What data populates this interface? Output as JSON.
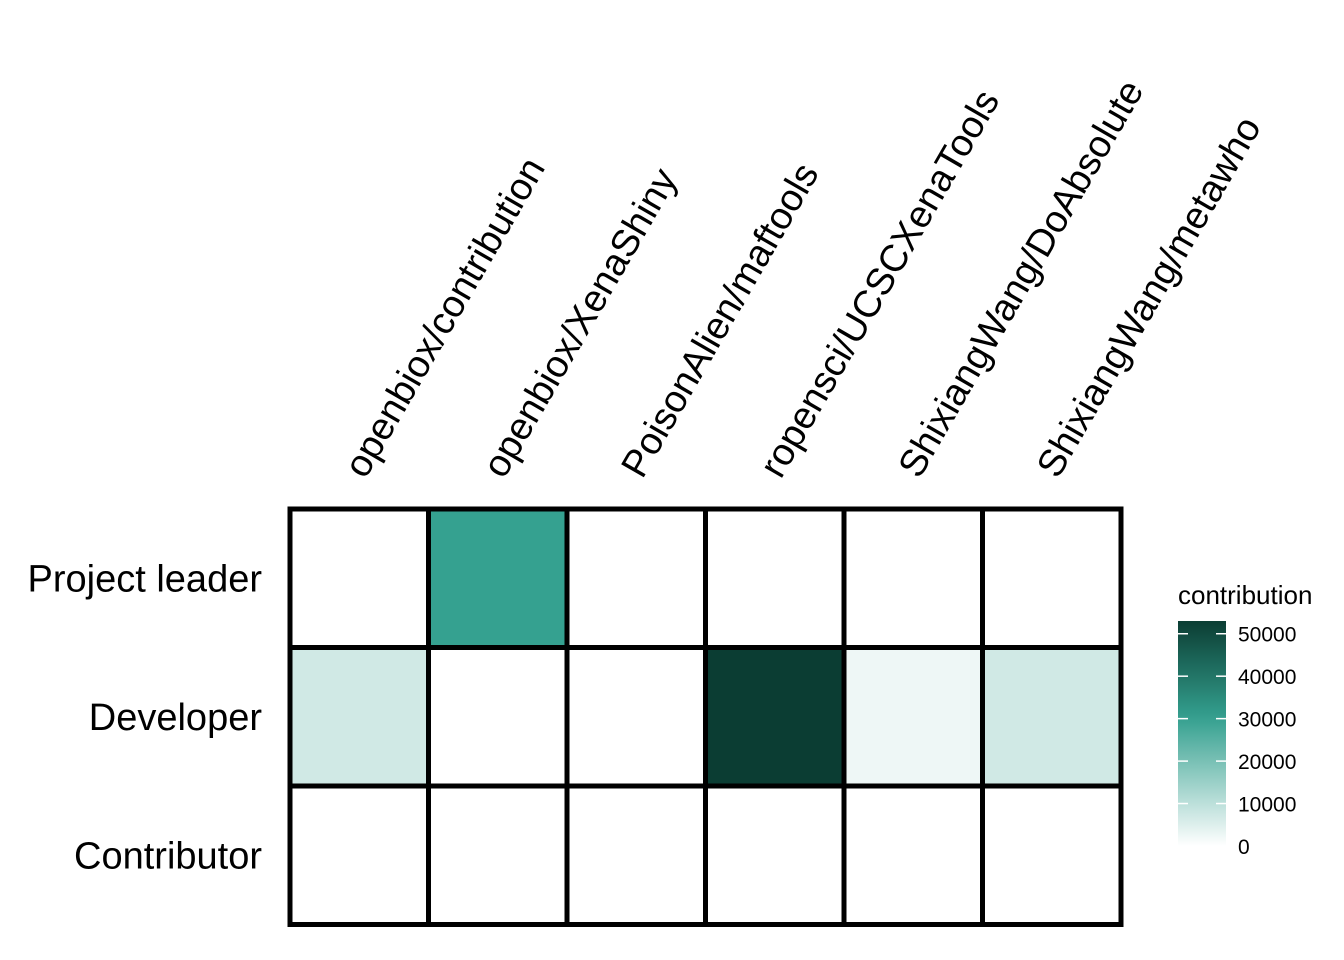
{
  "chart_data": {
    "type": "heatmap",
    "columns": [
      "openbiox/contribution",
      "openbiox/XenaShiny",
      "PoisonAlien/maftools",
      "ropensci/UCSCXenaTools",
      "ShixiangWang/DoAbsolute",
      "ShixiangWang/metawho"
    ],
    "rows": [
      "Project leader",
      "Developer",
      "Contributor"
    ],
    "values": [
      [
        0,
        30000,
        0,
        0,
        0,
        0
      ],
      [
        7000,
        0,
        0,
        53000,
        2500,
        7000
      ],
      [
        0,
        0,
        0,
        0,
        0,
        0
      ]
    ],
    "legend": {
      "title": "contribution",
      "ticks": [
        0,
        10000,
        20000,
        30000,
        40000,
        50000
      ],
      "min": 0,
      "max": 53000,
      "position": "right"
    },
    "colors": {
      "low": "#ffffff",
      "high": "#0b3d33",
      "grid": "#000000"
    }
  }
}
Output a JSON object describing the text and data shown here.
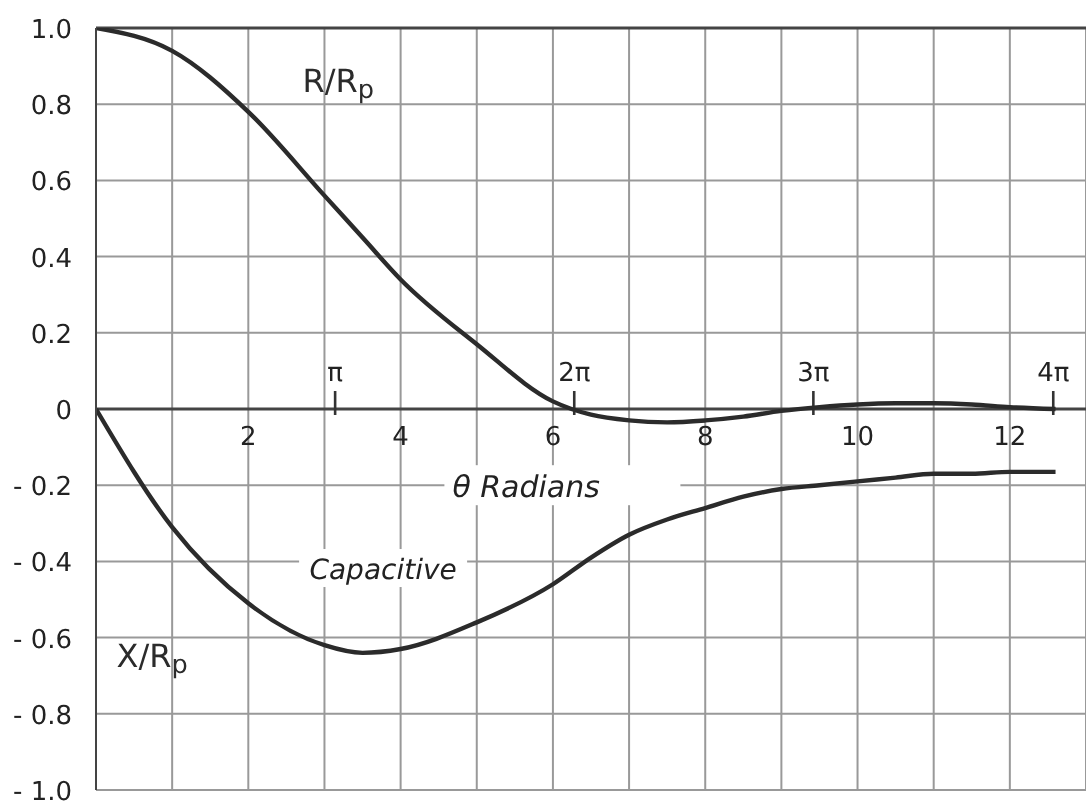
{
  "chart_data": {
    "type": "line",
    "xlabel": "θ Radians",
    "x": [
      0,
      1,
      2,
      3,
      3.5,
      4,
      5,
      6,
      6.5,
      7,
      7.5,
      8,
      8.5,
      9,
      9.5,
      10,
      10.5,
      11,
      11.5,
      12,
      12.6
    ],
    "series": [
      {
        "name": "R/R$_{p}$",
        "color": "#2b2b2b",
        "values": [
          1,
          0.94,
          0.78,
          0.56,
          0.45,
          0.34,
          0.17,
          0.02,
          -0.015,
          -0.03,
          -0.035,
          -0.03,
          -0.02,
          -0.005,
          0.005,
          0.012,
          0.015,
          0.015,
          0.012,
          0.005,
          0
        ]
      },
      {
        "name": "X/R$_{p}$",
        "color": "#2b2b2b",
        "values": [
          0,
          -0.31,
          -0.51,
          -0.62,
          -0.64,
          -0.63,
          -0.56,
          -0.46,
          -0.39,
          -0.33,
          -0.29,
          -0.26,
          -0.23,
          -0.21,
          -0.2,
          -0.19,
          -0.18,
          -0.17,
          -0.17,
          -0.165,
          -0.165
        ]
      }
    ],
    "xlim": [
      0,
      13
    ],
    "xticks": [
      {
        "value": 0,
        "label": null
      },
      {
        "value": 1,
        "label": null
      },
      2,
      {
        "value": 3,
        "label": null
      },
      4,
      {
        "value": 5,
        "label": null
      },
      6,
      {
        "value": 7,
        "label": null
      },
      8,
      {
        "value": 9,
        "label": null
      },
      10,
      {
        "value": 11,
        "label": null
      },
      12,
      {
        "value": 13,
        "label": null
      }
    ],
    "x2lim": [
      0,
      13
    ],
    "x2ticks": [
      {
        "value": 3.14,
        "label": "π"
      },
      {
        "value": 6.28,
        "label": "2π"
      },
      {
        "value": 9.42,
        "label": "3π"
      },
      {
        "value": 12.57,
        "label": "4π"
      }
    ],
    "ylim": [
      -1,
      1
    ],
    "yticks": [
      {
        "value": -1,
        "label": "- 1.0"
      },
      {
        "value": -0.8,
        "label": "- 0.8"
      },
      {
        "value": -0.6,
        "label": "- 0.6"
      },
      {
        "value": -0.4,
        "label": "- 0.4"
      },
      {
        "value": -0.2,
        "label": "- 0.2"
      },
      {
        "value": 0,
        "label": "0"
      },
      {
        "value": 0.2,
        "label": "0.2"
      },
      {
        "value": 0.4,
        "label": "0.4"
      },
      {
        "value": 0.6,
        "label": "0.6"
      },
      {
        "value": 0.8,
        "label": "0.8"
      },
      {
        "value": 1,
        "label": "1.0"
      }
    ],
    "annotations": [
      "Capacitive"
    ],
    "grid": true,
    "marker": "none",
    "line_style": "solid"
  }
}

============================================================

▶ _Aim of the exercise_: The records above should be reproduced exactly, with no pictures included.

▶ _Answer to this exercise_:
What data populates this interface? Output as JSON.
{
  "chart_data": {
    "type": "heatmap",
    "columns": [
      "openbiox/contribution",
      "openbiox/XenaShiny",
      "PoisonAlien/maftools",
      "ropensci/UCSCXenaTools",
      "ShixiangWang/DoAbsolute",
      "ShixiangWang/metawho"
    ],
    "rows": [
      "Project leader",
      "Developer",
      "Contributor"
    ],
    "values": [
      [
        0,
        30000,
        0,
        0,
        0,
        0
      ],
      [
        7000,
        0,
        0,
        53000,
        2500,
        7000
      ],
      [
        0,
        0,
        0,
        0,
        0,
        0
      ]
    ],
    "legend": {
      "title": "contribution",
      "ticks": [
        0,
        10000,
        20000,
        30000,
        40000,
        50000
      ],
      "min": 0,
      "max": 53000,
      "position": "right"
    },
    "colors": {
      "low": "#ffffff",
      "high": "#0b3d33",
      "grid": "#000000"
    }
  }
}
Output a JSON object describing the text and data shown here.
{
  "chart_data": {
    "type": "line",
    "xlabel": "θ Radians",
    "x": [
      0,
      1,
      2,
      3,
      3.5,
      4,
      5,
      6,
      6.5,
      7,
      7.5,
      8,
      8.5,
      9,
      9.5,
      10,
      10.5,
      11,
      11.5,
      12,
      12.6
    ],
    "series": [
      {
        "name": "R/R$_{p}$",
        "color": "#2b2b2b",
        "values": [
          1,
          0.94,
          0.78,
          0.56,
          0.45,
          0.34,
          0.17,
          0.02,
          -0.015,
          -0.03,
          -0.035,
          -0.03,
          -0.02,
          -0.005,
          0.005,
          0.012,
          0.015,
          0.015,
          0.012,
          0.005,
          0
        ]
      },
      {
        "name": "X/R$_{p}$",
        "color": "#2b2b2b",
        "values": [
          0,
          -0.31,
          -0.51,
          -0.62,
          -0.64,
          -0.63,
          -0.56,
          -0.46,
          -0.39,
          -0.33,
          -0.29,
          -0.26,
          -0.23,
          -0.21,
          -0.2,
          -0.19,
          -0.18,
          -0.17,
          -0.17,
          -0.165,
          -0.165
        ]
      }
    ],
    "xlim": [
      0,
      13
    ],
    "xticks": [
      {
        "value": 0,
        "label": null
      },
      {
        "value": 1,
        "label": null
      },
      2,
      {
        "value": 3,
        "label": null
      },
      4,
      {
        "value": 5,
        "label": null
      },
      6,
      {
        "value": 7,
        "label": null
      },
      8,
      {
        "value": 9,
        "label": null
      },
      10,
      {
        "value": 11,
        "label": null
      },
      12,
      {
        "value": 13,
        "label": null
      }
    ],
    "x2lim": [
      0,
      13
    ],
    "x2ticks": [
      {
        "value": 3.14,
        "label": "π"
      },
      {
        "value": 6.28,
        "label": "2π"
      },
      {
        "value": 9.42,
        "label": "3π"
      },
      {
        "value": 12.57,
        "label": "4π"
      }
    ],
    "ylim": [
      -1,
      1
    ],
    "yticks": [
      {
        "value": -1,
        "label": "- 1.0"
      },
      {
        "value": -0.8,
        "label": "- 0.8"
      },
      {
        "value": -0.6,
        "label": "- 0.6"
      },
      {
        "value": -0.4,
        "label": "- 0.4"
      },
      {
        "value": -0.2,
        "label": "- 0.2"
      },
      {
        "value": 0,
        "label": "0"
      },
      {
        "value": 0.2,
        "label": "0.2"
      },
      {
        "value": 0.4,
        "label": "0.4"
      },
      {
        "value": 0.6,
        "label": "0.6"
      },
      {
        "value": 0.8,
        "label": "0.8"
      },
      {
        "value": 1,
        "label": "1.0"
      }
    ],
    "annotations": [
      "Capacitive"
    ],
    "grid": true,
    "marker": "none",
    "line_style": "solid"
  }
}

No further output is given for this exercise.